*Given exercise*:
Using the records below, locate all lines containing "header" and return them.

*Task input*:
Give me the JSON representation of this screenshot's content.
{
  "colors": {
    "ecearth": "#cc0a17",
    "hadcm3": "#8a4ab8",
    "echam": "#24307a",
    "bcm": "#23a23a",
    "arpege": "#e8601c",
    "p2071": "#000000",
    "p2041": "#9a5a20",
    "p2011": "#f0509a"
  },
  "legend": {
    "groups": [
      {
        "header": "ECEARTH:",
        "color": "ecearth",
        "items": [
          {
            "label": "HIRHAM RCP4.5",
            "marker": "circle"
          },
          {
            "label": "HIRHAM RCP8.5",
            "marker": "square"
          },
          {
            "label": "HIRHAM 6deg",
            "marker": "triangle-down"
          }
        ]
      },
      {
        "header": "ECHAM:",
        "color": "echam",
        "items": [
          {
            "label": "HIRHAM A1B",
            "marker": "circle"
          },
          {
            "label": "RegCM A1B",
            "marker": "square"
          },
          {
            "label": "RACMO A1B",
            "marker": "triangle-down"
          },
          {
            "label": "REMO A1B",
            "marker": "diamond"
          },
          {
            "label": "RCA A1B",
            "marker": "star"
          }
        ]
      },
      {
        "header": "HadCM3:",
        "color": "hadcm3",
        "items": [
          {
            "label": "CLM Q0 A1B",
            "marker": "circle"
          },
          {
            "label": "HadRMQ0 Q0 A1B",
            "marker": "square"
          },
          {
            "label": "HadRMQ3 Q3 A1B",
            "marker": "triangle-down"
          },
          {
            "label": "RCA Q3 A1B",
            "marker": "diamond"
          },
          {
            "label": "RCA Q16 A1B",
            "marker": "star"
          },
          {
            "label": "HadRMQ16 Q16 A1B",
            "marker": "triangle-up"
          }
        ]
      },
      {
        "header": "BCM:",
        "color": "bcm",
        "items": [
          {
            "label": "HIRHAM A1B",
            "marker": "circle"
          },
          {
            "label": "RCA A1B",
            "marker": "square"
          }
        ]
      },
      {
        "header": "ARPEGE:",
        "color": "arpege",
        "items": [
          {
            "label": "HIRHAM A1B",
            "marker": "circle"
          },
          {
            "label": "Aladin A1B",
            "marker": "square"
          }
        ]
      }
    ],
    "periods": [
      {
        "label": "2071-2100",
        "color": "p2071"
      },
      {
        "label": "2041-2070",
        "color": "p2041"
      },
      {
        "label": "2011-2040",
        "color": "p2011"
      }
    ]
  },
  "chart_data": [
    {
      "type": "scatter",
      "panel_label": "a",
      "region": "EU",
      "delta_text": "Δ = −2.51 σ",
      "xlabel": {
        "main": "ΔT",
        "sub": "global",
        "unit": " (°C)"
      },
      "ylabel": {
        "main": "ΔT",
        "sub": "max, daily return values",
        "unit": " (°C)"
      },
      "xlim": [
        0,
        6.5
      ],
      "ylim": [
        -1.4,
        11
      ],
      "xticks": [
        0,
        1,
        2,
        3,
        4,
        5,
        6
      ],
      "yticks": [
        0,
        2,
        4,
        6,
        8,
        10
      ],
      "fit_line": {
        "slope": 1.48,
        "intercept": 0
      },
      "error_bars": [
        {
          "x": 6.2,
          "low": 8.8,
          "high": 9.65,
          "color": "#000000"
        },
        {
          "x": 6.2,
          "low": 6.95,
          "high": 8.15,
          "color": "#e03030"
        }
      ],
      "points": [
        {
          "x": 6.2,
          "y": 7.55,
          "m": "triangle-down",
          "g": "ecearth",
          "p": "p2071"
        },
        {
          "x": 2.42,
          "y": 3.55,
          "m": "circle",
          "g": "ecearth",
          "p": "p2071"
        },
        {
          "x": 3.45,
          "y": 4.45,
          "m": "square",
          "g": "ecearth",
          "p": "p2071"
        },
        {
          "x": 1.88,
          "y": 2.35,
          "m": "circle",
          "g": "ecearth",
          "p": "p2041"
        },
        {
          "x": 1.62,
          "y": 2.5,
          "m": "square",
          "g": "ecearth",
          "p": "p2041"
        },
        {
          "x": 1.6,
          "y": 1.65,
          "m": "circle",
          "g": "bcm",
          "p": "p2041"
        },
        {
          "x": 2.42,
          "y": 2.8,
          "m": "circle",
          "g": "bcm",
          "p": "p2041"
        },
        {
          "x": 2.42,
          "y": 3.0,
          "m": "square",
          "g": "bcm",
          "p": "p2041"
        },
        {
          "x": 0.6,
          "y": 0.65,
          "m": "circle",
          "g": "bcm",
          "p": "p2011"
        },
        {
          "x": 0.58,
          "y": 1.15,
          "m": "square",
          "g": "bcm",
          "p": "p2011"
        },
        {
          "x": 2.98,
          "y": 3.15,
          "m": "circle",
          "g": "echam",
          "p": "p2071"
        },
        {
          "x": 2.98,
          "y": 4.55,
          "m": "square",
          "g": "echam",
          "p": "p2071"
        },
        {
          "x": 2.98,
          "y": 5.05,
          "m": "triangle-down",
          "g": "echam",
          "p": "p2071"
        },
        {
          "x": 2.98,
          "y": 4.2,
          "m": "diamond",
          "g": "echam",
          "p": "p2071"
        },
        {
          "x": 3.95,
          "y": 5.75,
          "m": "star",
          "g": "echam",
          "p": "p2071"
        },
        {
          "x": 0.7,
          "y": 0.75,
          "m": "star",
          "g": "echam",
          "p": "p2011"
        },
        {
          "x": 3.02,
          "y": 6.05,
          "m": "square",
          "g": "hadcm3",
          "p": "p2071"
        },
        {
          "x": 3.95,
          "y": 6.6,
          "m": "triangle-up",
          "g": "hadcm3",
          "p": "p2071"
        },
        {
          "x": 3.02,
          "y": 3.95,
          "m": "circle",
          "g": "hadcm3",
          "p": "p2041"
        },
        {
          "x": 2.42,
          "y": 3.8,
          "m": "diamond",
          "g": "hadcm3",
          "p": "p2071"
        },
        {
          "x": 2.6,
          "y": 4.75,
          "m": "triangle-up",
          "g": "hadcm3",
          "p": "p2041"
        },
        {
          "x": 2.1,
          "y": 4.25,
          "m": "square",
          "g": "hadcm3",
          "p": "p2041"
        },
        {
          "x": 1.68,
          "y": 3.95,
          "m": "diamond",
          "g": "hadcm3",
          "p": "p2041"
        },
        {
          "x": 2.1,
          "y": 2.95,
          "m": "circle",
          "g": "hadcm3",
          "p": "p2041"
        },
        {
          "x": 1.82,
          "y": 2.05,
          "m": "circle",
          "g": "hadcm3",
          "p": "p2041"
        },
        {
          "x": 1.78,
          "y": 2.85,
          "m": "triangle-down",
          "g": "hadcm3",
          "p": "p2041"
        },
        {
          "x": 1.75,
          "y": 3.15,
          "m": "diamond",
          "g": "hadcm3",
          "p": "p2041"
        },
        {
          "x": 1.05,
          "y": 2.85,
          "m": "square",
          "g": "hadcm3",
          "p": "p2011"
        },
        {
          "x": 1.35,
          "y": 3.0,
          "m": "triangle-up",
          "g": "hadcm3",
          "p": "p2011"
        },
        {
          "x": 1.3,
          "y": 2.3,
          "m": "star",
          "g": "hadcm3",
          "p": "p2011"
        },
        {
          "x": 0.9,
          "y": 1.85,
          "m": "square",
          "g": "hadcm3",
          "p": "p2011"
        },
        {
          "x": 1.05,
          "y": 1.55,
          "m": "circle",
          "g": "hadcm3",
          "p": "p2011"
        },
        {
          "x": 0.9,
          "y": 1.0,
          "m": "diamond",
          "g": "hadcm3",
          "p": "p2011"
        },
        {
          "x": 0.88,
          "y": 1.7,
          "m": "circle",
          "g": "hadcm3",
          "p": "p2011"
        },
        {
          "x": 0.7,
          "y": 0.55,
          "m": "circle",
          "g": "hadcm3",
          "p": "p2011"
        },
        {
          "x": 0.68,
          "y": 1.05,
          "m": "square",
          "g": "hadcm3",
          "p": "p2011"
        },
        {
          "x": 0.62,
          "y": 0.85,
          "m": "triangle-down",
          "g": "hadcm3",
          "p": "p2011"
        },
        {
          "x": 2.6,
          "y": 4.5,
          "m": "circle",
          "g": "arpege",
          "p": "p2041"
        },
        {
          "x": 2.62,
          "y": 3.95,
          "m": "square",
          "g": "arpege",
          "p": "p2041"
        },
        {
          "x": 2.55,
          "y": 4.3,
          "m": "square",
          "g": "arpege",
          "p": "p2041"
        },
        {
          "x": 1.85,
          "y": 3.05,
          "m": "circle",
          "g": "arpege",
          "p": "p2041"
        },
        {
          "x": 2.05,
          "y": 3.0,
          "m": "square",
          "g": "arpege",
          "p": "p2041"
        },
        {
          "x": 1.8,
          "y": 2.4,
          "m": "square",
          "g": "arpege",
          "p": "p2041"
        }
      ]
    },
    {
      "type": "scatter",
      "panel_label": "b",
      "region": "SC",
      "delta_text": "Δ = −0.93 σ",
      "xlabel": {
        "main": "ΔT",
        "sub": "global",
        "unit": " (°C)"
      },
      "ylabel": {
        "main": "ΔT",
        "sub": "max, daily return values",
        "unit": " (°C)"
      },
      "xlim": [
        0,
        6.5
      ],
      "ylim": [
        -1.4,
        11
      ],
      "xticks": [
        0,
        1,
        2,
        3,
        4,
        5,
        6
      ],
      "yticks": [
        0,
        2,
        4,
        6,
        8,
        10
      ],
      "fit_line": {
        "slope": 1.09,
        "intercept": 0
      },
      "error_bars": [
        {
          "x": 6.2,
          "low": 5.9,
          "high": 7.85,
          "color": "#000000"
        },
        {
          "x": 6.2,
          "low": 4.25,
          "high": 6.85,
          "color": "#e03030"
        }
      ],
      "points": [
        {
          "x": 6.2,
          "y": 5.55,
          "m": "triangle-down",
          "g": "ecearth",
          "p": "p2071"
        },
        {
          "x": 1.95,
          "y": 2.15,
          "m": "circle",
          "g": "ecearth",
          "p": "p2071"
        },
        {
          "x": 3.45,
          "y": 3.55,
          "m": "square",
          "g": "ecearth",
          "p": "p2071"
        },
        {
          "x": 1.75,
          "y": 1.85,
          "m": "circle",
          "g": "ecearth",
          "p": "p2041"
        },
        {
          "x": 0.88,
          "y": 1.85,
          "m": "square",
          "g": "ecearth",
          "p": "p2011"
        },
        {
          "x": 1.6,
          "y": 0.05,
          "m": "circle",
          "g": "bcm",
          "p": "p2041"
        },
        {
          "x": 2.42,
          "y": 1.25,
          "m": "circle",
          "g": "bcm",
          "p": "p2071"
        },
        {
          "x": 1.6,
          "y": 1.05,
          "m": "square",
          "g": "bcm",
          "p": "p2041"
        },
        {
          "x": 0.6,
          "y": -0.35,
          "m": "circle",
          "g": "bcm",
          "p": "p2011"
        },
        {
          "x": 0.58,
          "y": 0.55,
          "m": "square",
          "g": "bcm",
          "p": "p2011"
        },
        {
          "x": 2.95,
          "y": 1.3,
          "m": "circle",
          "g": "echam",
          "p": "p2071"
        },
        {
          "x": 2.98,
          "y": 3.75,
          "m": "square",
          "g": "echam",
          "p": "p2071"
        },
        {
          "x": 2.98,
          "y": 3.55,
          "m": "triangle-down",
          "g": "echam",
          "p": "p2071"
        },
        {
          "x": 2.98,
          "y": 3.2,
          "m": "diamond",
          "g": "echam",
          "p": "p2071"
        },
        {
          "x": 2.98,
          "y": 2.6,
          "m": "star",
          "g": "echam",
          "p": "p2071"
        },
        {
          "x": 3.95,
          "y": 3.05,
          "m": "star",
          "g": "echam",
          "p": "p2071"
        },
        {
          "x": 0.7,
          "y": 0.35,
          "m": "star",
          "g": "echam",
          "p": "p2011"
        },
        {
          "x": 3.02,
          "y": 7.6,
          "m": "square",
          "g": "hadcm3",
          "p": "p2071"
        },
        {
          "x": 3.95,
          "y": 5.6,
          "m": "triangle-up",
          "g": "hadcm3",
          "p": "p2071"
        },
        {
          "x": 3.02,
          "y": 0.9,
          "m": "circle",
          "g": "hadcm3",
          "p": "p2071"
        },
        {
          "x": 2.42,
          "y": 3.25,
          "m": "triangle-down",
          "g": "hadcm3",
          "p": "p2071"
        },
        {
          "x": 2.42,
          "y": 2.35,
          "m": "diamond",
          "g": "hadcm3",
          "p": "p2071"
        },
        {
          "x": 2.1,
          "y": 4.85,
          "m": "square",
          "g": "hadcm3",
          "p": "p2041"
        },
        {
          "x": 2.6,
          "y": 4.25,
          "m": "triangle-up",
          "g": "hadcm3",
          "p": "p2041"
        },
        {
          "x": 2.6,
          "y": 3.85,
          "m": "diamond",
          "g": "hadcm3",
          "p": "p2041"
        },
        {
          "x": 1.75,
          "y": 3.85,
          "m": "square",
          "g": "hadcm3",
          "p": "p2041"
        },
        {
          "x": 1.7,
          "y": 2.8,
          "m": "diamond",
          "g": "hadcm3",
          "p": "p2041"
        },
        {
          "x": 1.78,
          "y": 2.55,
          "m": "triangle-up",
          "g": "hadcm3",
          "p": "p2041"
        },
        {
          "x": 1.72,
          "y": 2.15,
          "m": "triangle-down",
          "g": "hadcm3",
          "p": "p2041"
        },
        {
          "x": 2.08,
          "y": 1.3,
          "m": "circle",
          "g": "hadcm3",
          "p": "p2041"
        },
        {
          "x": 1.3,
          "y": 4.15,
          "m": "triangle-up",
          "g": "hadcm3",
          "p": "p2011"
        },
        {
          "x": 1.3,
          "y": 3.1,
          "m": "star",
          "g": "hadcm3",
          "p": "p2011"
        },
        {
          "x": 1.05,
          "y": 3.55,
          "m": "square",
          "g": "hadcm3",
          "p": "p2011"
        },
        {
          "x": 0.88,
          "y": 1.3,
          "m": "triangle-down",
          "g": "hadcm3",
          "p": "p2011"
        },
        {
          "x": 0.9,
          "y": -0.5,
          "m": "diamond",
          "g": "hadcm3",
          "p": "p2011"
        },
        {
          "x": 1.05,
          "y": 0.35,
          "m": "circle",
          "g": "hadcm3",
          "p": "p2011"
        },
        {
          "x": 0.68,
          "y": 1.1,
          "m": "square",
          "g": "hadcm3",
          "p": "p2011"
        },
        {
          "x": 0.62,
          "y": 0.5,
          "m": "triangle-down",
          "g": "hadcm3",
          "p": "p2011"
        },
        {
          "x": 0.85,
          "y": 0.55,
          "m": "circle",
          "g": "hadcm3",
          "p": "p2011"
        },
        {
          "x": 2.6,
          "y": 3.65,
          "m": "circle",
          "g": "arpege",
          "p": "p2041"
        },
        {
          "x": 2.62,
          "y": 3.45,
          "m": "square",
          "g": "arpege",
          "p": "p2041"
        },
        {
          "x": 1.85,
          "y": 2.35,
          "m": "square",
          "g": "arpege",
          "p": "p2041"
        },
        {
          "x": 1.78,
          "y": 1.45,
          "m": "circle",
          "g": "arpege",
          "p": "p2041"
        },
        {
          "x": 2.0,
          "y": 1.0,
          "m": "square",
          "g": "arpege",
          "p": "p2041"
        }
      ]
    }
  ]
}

*Task output*:
        "header": "ECEARTH:",
        "header": "ECHAM:",
        "header": "HadCM3:",
        "header": "BCM:",
        "header": "ARPEGE:",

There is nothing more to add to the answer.